───── ENTRIES SUPPLIED ─────

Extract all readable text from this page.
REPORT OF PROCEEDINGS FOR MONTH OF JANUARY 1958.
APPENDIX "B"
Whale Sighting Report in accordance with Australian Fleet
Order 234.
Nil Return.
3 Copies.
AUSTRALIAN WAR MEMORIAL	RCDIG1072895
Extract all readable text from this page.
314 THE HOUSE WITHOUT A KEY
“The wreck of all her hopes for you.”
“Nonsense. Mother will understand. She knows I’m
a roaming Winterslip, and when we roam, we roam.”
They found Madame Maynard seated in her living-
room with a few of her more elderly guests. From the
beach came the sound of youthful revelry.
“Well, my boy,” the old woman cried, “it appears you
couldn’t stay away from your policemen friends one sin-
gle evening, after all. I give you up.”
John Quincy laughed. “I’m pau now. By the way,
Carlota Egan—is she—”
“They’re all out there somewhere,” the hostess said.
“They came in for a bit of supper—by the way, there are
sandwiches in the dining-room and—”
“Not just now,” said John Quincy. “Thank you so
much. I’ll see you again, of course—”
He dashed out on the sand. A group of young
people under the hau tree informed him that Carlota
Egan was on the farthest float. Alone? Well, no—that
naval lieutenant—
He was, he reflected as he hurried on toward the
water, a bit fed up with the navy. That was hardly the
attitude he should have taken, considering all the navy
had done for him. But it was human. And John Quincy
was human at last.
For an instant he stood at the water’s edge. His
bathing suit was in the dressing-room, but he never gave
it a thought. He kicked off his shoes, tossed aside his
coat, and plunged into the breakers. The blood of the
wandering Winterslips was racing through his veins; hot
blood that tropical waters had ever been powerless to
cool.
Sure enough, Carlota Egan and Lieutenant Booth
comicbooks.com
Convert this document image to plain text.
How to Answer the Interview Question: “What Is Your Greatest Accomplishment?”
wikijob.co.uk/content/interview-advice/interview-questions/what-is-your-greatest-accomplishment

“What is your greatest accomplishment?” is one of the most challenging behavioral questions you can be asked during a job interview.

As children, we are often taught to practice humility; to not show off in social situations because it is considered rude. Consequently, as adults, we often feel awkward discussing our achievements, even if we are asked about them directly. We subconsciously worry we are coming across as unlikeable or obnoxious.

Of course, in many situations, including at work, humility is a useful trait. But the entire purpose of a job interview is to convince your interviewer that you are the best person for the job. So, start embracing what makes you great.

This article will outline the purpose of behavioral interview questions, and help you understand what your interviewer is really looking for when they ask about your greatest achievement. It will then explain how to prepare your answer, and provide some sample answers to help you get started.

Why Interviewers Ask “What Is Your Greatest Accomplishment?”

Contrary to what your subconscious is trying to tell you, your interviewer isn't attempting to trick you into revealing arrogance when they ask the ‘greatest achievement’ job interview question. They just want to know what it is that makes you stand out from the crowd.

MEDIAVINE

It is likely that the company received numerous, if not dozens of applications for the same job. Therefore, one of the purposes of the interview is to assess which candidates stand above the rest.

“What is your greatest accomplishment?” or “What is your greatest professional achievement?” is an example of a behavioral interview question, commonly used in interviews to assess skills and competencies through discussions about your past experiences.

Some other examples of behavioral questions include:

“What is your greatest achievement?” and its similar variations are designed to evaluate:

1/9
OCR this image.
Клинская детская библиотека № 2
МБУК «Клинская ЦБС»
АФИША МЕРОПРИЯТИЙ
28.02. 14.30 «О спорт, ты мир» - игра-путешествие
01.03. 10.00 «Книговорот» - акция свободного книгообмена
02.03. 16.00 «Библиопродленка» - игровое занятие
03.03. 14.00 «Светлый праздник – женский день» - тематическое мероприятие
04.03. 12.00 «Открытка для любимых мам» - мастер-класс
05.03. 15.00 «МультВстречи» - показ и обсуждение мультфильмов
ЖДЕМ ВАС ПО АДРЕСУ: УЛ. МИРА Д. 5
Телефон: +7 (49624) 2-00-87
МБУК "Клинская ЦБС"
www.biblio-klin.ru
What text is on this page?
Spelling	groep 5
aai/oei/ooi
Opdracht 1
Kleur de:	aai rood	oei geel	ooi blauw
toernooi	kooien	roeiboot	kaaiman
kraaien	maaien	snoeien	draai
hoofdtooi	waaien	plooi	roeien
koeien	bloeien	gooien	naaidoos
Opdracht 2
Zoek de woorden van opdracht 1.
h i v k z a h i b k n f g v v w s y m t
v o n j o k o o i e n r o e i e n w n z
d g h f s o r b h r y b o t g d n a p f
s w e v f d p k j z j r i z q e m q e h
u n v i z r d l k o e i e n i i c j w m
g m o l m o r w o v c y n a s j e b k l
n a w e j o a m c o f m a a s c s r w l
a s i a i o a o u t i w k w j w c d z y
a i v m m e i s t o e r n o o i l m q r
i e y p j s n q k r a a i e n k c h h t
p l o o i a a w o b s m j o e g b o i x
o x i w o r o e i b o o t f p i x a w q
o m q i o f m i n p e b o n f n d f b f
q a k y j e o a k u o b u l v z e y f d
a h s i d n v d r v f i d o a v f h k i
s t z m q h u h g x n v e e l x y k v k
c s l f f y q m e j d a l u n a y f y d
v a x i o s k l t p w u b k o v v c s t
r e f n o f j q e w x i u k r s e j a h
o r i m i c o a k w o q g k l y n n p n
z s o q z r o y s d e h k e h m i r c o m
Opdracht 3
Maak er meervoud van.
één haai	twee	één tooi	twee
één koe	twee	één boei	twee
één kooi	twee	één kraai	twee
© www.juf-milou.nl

─────

**EXERCISE DETAILS**
Show every line from the entries above in which the word "text" appears.

**ANSWER TO THE TASK**
Extract all readable text from this page.
Extract all readable text from this page.
Convert this document image to plain text.
What text is on this page?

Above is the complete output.